— AIM —
The records are to be restated in their entirety, word for word.

— BEGIN DATA FOR THIS TASK —

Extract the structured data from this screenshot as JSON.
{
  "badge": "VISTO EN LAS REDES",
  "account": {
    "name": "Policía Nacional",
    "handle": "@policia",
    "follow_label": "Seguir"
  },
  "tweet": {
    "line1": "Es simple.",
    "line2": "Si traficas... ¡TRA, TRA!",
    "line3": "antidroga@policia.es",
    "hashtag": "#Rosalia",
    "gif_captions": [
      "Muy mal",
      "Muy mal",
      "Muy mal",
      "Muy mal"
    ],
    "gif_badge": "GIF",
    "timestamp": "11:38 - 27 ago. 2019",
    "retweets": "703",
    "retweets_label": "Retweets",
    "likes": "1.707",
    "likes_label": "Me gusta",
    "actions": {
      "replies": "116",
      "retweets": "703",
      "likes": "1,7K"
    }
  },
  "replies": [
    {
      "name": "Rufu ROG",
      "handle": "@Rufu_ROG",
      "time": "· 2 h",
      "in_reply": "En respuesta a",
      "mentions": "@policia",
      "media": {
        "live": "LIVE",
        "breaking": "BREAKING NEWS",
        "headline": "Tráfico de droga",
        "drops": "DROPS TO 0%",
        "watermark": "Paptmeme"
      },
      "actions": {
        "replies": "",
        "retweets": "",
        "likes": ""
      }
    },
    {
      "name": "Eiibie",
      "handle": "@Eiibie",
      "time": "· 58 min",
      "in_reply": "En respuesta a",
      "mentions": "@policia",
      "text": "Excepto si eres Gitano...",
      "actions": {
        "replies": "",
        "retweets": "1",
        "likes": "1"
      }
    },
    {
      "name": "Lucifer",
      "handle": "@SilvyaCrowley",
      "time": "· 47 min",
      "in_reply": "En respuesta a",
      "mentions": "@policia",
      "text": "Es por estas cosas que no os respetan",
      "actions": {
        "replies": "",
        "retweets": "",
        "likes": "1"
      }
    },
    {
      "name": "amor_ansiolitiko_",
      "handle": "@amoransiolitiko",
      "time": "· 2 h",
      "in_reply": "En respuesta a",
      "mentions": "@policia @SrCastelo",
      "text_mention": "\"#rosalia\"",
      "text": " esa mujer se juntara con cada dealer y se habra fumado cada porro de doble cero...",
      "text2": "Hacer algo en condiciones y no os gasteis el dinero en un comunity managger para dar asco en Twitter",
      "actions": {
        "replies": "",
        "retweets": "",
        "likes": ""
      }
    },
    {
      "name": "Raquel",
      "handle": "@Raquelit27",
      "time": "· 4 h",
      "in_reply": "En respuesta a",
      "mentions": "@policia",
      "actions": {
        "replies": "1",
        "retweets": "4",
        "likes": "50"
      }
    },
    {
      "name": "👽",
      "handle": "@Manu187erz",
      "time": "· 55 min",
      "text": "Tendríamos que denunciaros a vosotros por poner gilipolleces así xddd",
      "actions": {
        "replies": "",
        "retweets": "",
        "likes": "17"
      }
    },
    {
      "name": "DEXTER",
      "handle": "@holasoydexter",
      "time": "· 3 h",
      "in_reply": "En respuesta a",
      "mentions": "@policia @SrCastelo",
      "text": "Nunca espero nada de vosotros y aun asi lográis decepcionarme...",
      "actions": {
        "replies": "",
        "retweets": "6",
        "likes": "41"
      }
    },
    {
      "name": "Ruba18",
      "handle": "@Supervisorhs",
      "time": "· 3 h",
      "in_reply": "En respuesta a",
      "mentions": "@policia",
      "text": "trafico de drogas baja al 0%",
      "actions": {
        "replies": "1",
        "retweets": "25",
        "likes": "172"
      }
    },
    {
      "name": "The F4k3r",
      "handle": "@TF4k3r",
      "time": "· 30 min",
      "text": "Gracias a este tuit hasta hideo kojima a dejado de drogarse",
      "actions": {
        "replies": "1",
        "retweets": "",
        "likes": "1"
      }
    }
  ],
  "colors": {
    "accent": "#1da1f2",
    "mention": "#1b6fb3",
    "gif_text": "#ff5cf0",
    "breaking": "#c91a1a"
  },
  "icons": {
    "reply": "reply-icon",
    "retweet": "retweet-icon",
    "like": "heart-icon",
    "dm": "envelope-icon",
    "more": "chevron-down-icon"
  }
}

— END DATA FOR THIS TASK —

— THE REPLY —
Extract the structured data from this screenshot as JSON.
{
  "badge": "VISTO EN LAS REDES",
  "account": {
    "name": "Policía Nacional",
    "handle": "@policia",
    "follow_label": "Seguir"
  },
  "tweet": {
    "line1": "Es simple.",
    "line2": "Si traficas... ¡TRA, TRA!",
    "line3": "antidroga@policia.es",
    "hashtag": "#Rosalia",
    "gif_captions": [
      "Muy mal",
      "Muy mal",
      "Muy mal",
      "Muy mal"
    ],
    "gif_badge": "GIF",
    "timestamp": "11:38 - 27 ago. 2019",
    "retweets": "703",
    "retweets_label": "Retweets",
    "likes": "1.707",
    "likes_label": "Me gusta",
    "actions": {
      "replies": "116",
      "retweets": "703",
      "likes": "1,7K"
    }
  },
  "replies": [
    {
      "name": "Rufu ROG",
      "handle": "@Rufu_ROG",
      "time": "· 2 h",
      "in_reply": "En respuesta a",
      "mentions": "@policia",
      "media": {
        "live": "LIVE",
        "breaking": "BREAKING NEWS",
        "headline": "Tráfico de droga",
        "drops": "DROPS TO 0%",
        "watermark": "Paptmeme"
      },
      "actions": {
        "replies": "",
        "retweets": "",
        "likes": ""
      }
    },
    {
      "name": "Eiibie",
      "handle": "@Eiibie",
      "time": "· 58 min",
      "in_reply": "En respuesta a",
      "mentions": "@policia",
      "text": "Excepto si eres Gitano...",
      "actions": {
        "replies": "",
        "retweets": "1",
        "likes": "1"
      }
    },
    {
      "name": "Lucifer",
      "handle": "@SilvyaCrowley",
      "time": "· 47 min",
      "in_reply": "En respuesta a",
      "mentions": "@policia",
      "text": "Es por estas cosas que no os respetan",
      "actions": {
        "replies": "",
        "retweets": "",
        "likes": "1"
      }
    },
    {
      "name": "amor_ansiolitiko_",
      "handle": "@amoransiolitiko",
      "time": "· 2 h",
      "in_reply": "En respuesta a",
      "mentions": "@policia @SrCastelo",
      "text_mention": "\"#rosalia\"",
      "text": " esa mujer se juntara con cada dealer y se habra fumado cada porro de doble cero...",
      "text2": "Hacer algo en condiciones y no os gasteis el dinero en un comunity managger para dar asco en Twitter",
      "actions": {
        "replies": "",
        "retweets": "",
        "likes": ""
      }
    },
    {
      "name": "Raquel",
      "handle": "@Raquelit27",
      "time": "· 4 h",
      "in_reply": "En respuesta a",
      "mentions": "@policia",
      "actions": {
        "replies": "1",
        "retweets": "4",
        "likes": "50"
      }
    },
    {
      "name": "👽",
      "handle": "@Manu187erz",
      "time": "· 55 min",
      "text": "Tendríamos que denunciaros a vosotros por poner gilipolleces así xddd",
      "actions": {
        "replies": "",
        "retweets": "",
        "likes": "17"
      }
    },
    {
      "name": "DEXTER",
      "handle": "@holasoydexter",
      "time": "· 3 h",
      "in_reply": "En respuesta a",
      "mentions": "@policia @SrCastelo",
      "text": "Nunca espero nada de vosotros y aun asi lográis decepcionarme...",
      "actions": {
        "replies": "",
        "retweets": "6",
        "likes": "41"
      }
    },
    {
      "name": "Ruba18",
      "handle": "@Supervisorhs",
      "time": "· 3 h",
      "in_reply": "En respuesta a",
      "mentions": "@policia",
      "text": "trafico de drogas baja al 0%",
      "actions": {
        "replies": "1",
        "retweets": "25",
        "likes": "172"
      }
    },
    {
      "name": "The F4k3r",
      "handle": "@TF4k3r",
      "time": "· 30 min",
      "text": "Gracias a este tuit hasta hideo kojima a dejado de drogarse",
      "actions": {
        "replies": "1",
        "retweets": "",
        "likes": "1"
      }
    }
  ],
  "colors": {
    "accent": "#1da1f2",
    "mention": "#1b6fb3",
    "gif_text": "#ff5cf0",
    "breaking": "#c91a1a"
  },
  "icons": {
    "reply": "reply-icon",
    "retweet": "retweet-icon",
    "like": "heart-icon",
    "dm": "envelope-icon",
    "more": "chevron-down-icon"
  }
}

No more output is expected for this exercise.